▶ **Aim of the task**:
Review the listing and copy each line that holds the word "shortcut".
start Records provided
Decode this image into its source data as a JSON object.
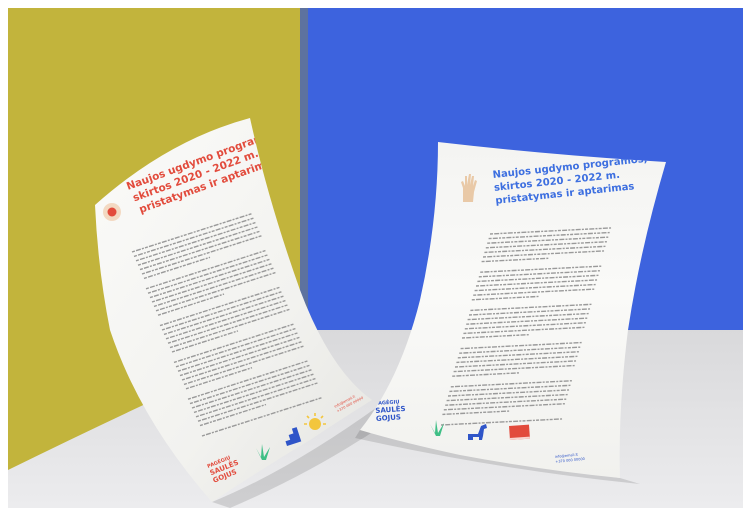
{
  "scene": {
    "description_free": true,
    "colors": {
      "left_wall": "#c2b43c",
      "right_wall": "#3d63de",
      "floor": "#e2e2e4",
      "paper": "#f7f7f5",
      "title_red": "#e24b3c",
      "title_blue": "#3d6fe0",
      "body_text": "#9a9a9a",
      "green": "#3fbf86",
      "blue_icon": "#2f55c8",
      "yellow": "#f3c63d",
      "hand": "#e9c9a7"
    }
  },
  "left_letter": {
    "title_lines": [
      "Naujos ugdymo programos,",
      "skirtos 2020 - 2022 m.",
      "pristatymas ir aptarimas"
    ],
    "logo_lines": [
      "PAGĖGIŲ",
      "SAULĖS",
      "GOJUS"
    ],
    "contact_lines": [
      "info@email.lt",
      "+370 000 00000"
    ],
    "icons": [
      "sun-badge-icon",
      "grass-icon",
      "stairs-icon",
      "sun-icon"
    ]
  },
  "right_letter": {
    "title_lines": [
      "Naujos ugdymo programos,",
      "skirtos 2020 - 2022 m.",
      "pristatymas ir aptarimas"
    ],
    "logo_lines": [
      "PAGĖGIŲ",
      "SAULĖS",
      "GOJUS"
    ],
    "contact_lines": [
      "info@email.lt",
      "+370 000 00000"
    ],
    "icons": [
      "hand-icon",
      "grass-icon",
      "dino-icon",
      "book-icon"
    ]
  }
}
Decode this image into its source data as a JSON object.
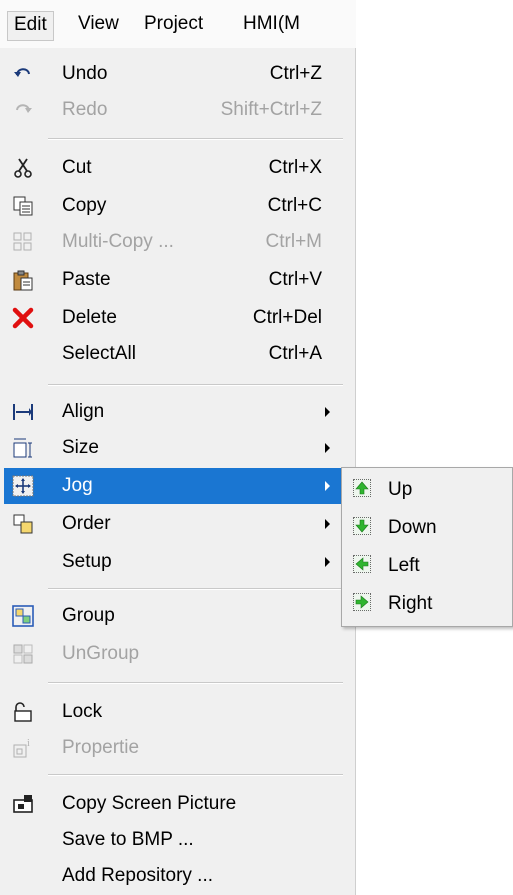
{
  "menubar": {
    "items": [
      {
        "label": "Edit"
      },
      {
        "label": "View"
      },
      {
        "label": "Project"
      },
      {
        "label": "HMI(M"
      }
    ]
  },
  "menu": {
    "undo": {
      "label": "Undo",
      "shortcut": "Ctrl+Z",
      "icon": "undo-icon"
    },
    "redo": {
      "label": "Redo",
      "shortcut": "Shift+Ctrl+Z",
      "icon": "redo-icon"
    },
    "cut": {
      "label": "Cut",
      "shortcut": "Ctrl+X",
      "icon": "scissors-icon"
    },
    "copy": {
      "label": "Copy",
      "shortcut": "Ctrl+C",
      "icon": "copy-icon"
    },
    "multi_copy": {
      "label": "Multi-Copy ...",
      "shortcut": "Ctrl+M",
      "icon": "multi-copy-icon"
    },
    "paste": {
      "label": "Paste",
      "shortcut": "Ctrl+V",
      "icon": "clipboard-icon"
    },
    "delete": {
      "label": "Delete",
      "shortcut": "Ctrl+Del",
      "icon": "red-x-icon"
    },
    "select_all": {
      "label": "SelectAll",
      "shortcut": "Ctrl+A"
    },
    "align": {
      "label": "Align",
      "icon": "align-icon"
    },
    "size": {
      "label": "Size",
      "icon": "size-icon"
    },
    "jog": {
      "label": "Jog",
      "icon": "jog-move-icon"
    },
    "order": {
      "label": "Order",
      "icon": "order-icon"
    },
    "setup": {
      "label": "Setup"
    },
    "group": {
      "label": "Group",
      "icon": "group-icon"
    },
    "ungroup": {
      "label": "UnGroup",
      "icon": "ungroup-icon"
    },
    "lock": {
      "label": "Lock",
      "icon": "lock-icon"
    },
    "propertie": {
      "label": "Propertie",
      "icon": "properties-icon"
    },
    "copy_screen_picture": {
      "label": "Copy Screen Picture",
      "icon": "camera-icon"
    },
    "save_to_bmp": {
      "label": "Save to BMP ..."
    },
    "add_repository": {
      "label": "Add Repository ..."
    }
  },
  "jog_submenu": {
    "items": [
      {
        "label": "Up",
        "icon": "green-arrow-up-icon"
      },
      {
        "label": "Down",
        "icon": "green-arrow-down-icon"
      },
      {
        "label": "Left",
        "icon": "green-arrow-left-icon"
      },
      {
        "label": "Right",
        "icon": "green-arrow-right-icon"
      }
    ]
  },
  "colors": {
    "highlight": "#1a76d2",
    "menu_bg": "#f0f0f0",
    "disabled_text": "#a3a3a3",
    "arrow_green": "#2fb52f"
  }
}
end Records provided
▶ **Answer to this problem**:
      "shortcut": "Ctrl+Z",
      "shortcut": "Shift+Ctrl+Z",
      "shortcut": "Ctrl+X",
      "shortcut": "Ctrl+C",
      "shortcut": "Ctrl+M",
      "shortcut": "Ctrl+V",
      "shortcut": "Ctrl+Del",
      "shortcut": "Ctrl+A"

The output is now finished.